- _Material to process_
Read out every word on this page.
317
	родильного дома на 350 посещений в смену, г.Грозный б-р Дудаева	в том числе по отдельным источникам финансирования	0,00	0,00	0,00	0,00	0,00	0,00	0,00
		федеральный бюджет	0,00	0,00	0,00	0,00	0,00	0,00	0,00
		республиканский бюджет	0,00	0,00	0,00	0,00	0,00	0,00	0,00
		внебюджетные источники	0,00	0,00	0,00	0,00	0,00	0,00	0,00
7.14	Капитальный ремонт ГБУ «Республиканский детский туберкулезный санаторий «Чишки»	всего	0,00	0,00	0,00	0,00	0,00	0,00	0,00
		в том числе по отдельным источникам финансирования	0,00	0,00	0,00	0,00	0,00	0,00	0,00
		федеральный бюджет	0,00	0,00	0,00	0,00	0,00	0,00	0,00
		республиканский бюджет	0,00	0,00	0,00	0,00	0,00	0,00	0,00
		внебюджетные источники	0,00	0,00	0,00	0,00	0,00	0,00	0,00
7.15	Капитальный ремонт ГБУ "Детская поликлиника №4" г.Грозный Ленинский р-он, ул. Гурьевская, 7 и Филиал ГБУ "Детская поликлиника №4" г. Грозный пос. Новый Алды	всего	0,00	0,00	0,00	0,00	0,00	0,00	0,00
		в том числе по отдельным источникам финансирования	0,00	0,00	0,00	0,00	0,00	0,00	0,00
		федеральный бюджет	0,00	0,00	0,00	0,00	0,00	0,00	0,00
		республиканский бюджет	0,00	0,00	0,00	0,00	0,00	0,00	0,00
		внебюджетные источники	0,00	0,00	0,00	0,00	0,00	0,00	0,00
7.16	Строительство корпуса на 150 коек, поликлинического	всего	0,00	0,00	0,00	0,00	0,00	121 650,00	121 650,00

...

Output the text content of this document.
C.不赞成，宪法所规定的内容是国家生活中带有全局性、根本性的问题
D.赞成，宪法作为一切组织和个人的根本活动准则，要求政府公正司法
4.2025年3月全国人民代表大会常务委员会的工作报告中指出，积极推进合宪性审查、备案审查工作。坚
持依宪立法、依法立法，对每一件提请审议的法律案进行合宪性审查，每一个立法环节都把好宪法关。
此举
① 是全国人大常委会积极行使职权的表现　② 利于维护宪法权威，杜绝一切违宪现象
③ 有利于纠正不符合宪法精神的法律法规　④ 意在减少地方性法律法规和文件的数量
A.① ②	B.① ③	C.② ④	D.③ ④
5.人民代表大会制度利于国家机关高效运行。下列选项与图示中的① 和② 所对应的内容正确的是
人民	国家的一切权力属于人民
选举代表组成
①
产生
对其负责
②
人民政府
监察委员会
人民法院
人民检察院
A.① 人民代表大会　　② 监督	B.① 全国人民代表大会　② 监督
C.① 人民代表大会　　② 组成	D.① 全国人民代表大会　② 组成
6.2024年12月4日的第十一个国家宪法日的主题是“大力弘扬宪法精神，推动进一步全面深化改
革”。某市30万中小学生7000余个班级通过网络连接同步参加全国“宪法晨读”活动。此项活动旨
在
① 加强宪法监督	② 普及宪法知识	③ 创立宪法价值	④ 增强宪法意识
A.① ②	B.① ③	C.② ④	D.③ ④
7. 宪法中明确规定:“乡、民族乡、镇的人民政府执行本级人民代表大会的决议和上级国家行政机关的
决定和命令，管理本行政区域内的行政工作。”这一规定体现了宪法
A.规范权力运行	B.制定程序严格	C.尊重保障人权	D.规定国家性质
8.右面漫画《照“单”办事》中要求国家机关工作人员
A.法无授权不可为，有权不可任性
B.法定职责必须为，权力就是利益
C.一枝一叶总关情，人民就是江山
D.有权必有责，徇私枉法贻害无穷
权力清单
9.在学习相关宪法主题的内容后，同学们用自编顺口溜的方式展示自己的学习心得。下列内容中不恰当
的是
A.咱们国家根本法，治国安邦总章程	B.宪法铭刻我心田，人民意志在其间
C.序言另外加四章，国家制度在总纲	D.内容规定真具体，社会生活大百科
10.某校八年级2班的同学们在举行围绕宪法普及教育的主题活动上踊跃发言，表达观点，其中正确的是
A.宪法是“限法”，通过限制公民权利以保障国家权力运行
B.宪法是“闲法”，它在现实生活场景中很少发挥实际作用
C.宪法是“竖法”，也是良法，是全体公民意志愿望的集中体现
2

--

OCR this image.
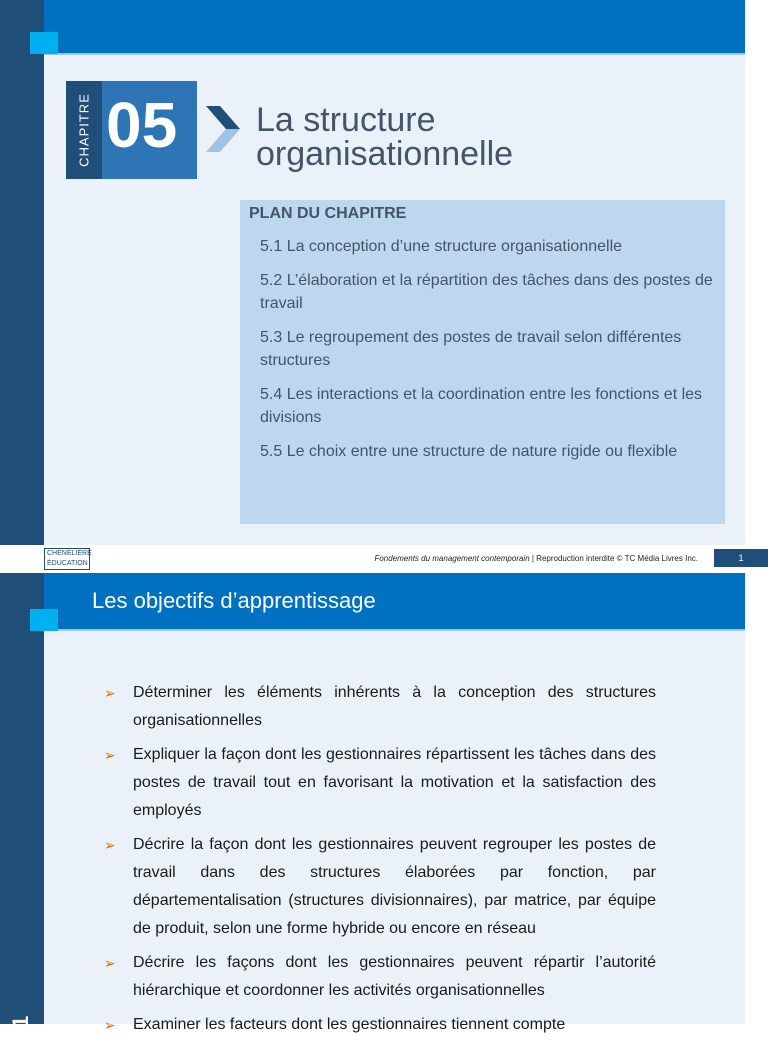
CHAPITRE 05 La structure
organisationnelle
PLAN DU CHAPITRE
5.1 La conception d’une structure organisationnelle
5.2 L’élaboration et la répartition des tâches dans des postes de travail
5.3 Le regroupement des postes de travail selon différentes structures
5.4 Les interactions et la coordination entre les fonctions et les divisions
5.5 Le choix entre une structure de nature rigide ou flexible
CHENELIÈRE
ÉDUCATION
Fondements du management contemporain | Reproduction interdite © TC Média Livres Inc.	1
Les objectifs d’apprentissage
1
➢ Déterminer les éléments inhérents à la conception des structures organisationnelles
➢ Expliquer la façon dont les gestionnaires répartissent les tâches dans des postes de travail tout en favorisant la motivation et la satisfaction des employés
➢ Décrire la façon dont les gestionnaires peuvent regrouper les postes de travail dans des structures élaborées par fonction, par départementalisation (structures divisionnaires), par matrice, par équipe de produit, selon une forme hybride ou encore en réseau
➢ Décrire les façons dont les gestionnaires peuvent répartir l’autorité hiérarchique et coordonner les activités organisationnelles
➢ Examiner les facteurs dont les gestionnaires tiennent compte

- _Required task_
Copy each line holding the word "structures" from the listing above.

- _Response to the exercise_
5.3 Le regroupement des postes de travail selon différentes structures
➢ Déterminer les éléments inhérents à la conception des structures organisationnelles
➢ Décrire la façon dont les gestionnaires peuvent regrouper les postes de travail dans des structures élaborées par fonction, par départementalisation (structures divisionnaires), par matrice, par équipe de produit, selon une forme hybride ou encore en réseau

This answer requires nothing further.